Consigna 1:
En el texto sobre la muerte del patriarcado, ¿dónde está hoy el abismo?
Consigna 2:
Transcribe del texto sobre la muerte del patriarcado todo lo que va desde "Lloro por la" hasta "en el pecho.".

Hoy puedo escribir estas palabras gracias a la muerte, a la que lloro por todo lo que fue, que afortunadamente ya no será más, y por la pérdida de lo que venía del amor de un patriarca. Porque algunos patriarcas quisieron, cuidaron y protegieron a su torpe manera pero de verdad, intentándolo dentro de un desorden inmenso, dentro un desmadre. Algunos patriarcas ─solo algunos─ tuvieron el corazón más grande que su violencia. Eso lo sabe bien una mujer de generaciones anteriores y es lo que les ha servido a muchas para poder seguir amándolos a pesar de todo. No tienen la autoestima baja, tienen el alma alta y un conocimiento preciso de la vida y sus circunstancias, de cuando el patriarcado todavía no estaba muerto. Aunque, a sus hijas, bien nos enseñaron a que lo estuviera. Lo que se enseña se sabe.
Por eso, hoy lloro de pena y de alegría por la muerte del patriarcado, sabiendo que no es un eslogan, que se mide en pérdidas que son vacío y ganancias en cada vida. La pérdida transitoria ─espero─ de hombres que no acaban de dar el salto. No es fácil asomarse al abismo. Pero es que el abismo hoy está debajo no delante. En la raíz.
Lloro por la muerte del trozo de mí que se va también con la muerte de mi patriarcado. Me duele y, a ratos, me acongoja la dicha. Un desgarro propio, que se produce necesario, imprescindible, la purga que nos ofrece este tiempo imponente. Se me desgarran los juicios, el decirle a los demás lo que tienen que hacer, la falta de compasión con quien me molesta, la identidad como defensa. Se me desencarna la dialéctica, el conflicto entre oponentes, la crítica sin horizonte. Se me desbarata la razón sin corazón.
Y en los momentos de revelación, después de aplaudir, de haberme marcado un baile o una canción con mi mismidad, cuando me siento descansada y sin prisas ni mandatos en mi propio hogar, me vuelven a nacer las palmas en el pecho, las palabras en el pecho.
Y aplaudo a esos hombres que, durante esta gran purga, están cuidando de sí; a los que llaman a sus amigas; a esos hombres cuya voz no es más alta ni más baja que la de su familia; a esos hombres que están en profundo silencio; a los que usando palabras viejas de guerra, sin embargo, tienden la mano una y otra vez; a los hombres que se están haciendo cargo de la vida aprendiendo de sus madres y cuidando de ellas y de la madre tierra; a los hombres que se han partido en dos por el miedo al bicho y ha aprendido que son vulnerables y felizmente dependientes; a los que se dejan el corazón libre y rompen a llorar de dolores ancestrales; a los padres que agradecen el cuidado de sus hijas no dándolo por descontado; a los que reconocen la maestría del trabajo de sus compañeras; a mis estudiantes tiernos y cuidadosos que se preocupan por mí y me lo dicen; a los hombres que están haciendo las paces consigo; y con la casa; a los padres que están siendo amorosos y disponibles para sus criaturas pequeñas y maduras; a los que se han ido dando la mano a su mujer porque tenían miedo a la muerte; a los hombres que han dado el salto y nos hacen reír y confiar.
Hombres, mujeres, tenemos mucho trabajo de amor por delante. Me muero de ganas.

(Registros de datos almacenados)
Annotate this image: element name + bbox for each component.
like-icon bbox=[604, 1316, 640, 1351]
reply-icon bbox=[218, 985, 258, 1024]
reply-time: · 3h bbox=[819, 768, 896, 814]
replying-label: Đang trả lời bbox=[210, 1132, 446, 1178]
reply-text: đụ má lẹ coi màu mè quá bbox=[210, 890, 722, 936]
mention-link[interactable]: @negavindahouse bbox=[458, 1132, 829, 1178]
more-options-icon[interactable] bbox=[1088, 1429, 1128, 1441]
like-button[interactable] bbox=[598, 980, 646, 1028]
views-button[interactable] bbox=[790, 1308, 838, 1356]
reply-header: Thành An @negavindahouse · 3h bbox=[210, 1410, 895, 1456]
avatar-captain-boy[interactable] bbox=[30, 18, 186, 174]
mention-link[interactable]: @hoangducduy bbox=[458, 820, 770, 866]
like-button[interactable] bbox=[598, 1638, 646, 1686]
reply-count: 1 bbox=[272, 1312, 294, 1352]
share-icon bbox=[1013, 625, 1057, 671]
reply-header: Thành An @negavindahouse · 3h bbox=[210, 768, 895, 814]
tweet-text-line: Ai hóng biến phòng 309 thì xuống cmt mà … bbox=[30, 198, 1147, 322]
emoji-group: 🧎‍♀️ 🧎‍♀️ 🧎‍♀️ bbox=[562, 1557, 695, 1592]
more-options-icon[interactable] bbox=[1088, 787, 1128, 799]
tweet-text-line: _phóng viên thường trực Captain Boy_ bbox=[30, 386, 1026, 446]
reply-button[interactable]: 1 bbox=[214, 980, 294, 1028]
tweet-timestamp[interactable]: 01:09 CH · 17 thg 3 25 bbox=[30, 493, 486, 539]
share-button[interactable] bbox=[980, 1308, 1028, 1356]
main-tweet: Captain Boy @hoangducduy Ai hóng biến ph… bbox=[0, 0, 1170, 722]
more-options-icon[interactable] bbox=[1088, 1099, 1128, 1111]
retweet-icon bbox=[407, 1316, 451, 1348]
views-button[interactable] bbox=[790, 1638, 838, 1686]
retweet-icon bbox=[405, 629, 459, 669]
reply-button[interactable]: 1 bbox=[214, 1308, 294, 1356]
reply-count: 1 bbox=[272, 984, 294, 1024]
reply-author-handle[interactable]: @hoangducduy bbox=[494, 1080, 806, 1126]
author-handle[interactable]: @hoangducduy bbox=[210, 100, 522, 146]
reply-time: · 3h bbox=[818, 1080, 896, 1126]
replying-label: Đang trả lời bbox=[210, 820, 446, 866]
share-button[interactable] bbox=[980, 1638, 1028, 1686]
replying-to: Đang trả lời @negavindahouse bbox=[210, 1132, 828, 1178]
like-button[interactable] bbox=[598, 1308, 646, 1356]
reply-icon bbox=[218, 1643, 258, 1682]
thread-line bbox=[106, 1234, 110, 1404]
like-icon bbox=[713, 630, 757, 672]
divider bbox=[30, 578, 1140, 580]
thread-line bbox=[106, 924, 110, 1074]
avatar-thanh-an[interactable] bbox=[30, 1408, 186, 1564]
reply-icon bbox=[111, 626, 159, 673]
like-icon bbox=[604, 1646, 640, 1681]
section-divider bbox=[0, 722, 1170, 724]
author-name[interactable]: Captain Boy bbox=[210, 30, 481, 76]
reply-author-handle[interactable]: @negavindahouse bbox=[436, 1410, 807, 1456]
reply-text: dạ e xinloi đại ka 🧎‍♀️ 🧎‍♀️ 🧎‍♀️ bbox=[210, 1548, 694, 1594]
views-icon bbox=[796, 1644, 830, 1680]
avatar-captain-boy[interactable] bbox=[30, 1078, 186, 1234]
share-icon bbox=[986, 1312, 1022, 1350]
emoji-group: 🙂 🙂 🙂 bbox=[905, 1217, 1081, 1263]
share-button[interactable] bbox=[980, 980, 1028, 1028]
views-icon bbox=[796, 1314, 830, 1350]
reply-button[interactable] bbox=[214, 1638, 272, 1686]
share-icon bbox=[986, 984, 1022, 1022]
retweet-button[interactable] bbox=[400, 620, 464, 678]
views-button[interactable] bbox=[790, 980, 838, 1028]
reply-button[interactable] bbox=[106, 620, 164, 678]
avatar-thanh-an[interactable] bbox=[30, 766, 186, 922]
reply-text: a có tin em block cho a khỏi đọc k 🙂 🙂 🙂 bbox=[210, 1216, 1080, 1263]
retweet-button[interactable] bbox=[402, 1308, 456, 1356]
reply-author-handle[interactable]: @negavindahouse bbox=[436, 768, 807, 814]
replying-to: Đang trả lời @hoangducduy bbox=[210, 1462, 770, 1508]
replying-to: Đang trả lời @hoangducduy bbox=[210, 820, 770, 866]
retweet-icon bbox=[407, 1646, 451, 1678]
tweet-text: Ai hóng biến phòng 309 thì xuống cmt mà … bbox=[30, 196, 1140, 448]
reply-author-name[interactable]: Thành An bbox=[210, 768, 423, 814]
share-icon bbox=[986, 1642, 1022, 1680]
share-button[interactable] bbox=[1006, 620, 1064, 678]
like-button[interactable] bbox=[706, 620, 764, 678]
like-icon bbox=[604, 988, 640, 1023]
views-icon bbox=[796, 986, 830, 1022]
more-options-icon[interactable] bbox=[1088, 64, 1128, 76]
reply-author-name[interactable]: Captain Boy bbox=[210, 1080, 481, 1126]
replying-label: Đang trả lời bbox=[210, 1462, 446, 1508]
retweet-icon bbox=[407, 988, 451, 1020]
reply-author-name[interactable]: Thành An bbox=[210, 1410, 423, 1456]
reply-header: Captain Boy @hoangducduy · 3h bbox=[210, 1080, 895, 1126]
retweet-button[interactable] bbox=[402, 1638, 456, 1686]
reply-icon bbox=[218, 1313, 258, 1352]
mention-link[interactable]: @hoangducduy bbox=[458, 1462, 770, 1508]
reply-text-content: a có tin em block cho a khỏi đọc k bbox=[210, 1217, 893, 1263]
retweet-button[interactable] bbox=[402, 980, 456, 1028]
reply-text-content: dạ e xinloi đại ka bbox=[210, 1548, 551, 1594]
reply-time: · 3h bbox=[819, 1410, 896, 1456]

Respuesta escrita 1:
Debajo, no delante: en la raíz.

Respuesta escrita 2:
Lloro por la muerte del trozo de mí que se va también con la muerte de mi patriarcado. Me duele y, a ratos, me acongoja la dicha. Un desgarro propio, que se produce necesario, imprescindible, la purga que nos ofrece este tiempo imponente. Se me desgarran los juicios, el decirle a los demás lo que tienen que hacer, la falta de compasión con quien me molesta, la identidad como defensa. Se me desencarna la dialéctica, el conflicto entre oponentes, la crítica sin horizonte. Se me desbarata la razón sin corazón.
Y en los momentos de revelación, después de aplaudir, de haberme marcado un baile o una canción con mi mismidad, cuando me siento descansada y sin prisas ni mandatos en mi propio hogar, me vuelven a nacer las palmas en el pecho, las palabras en el pecho.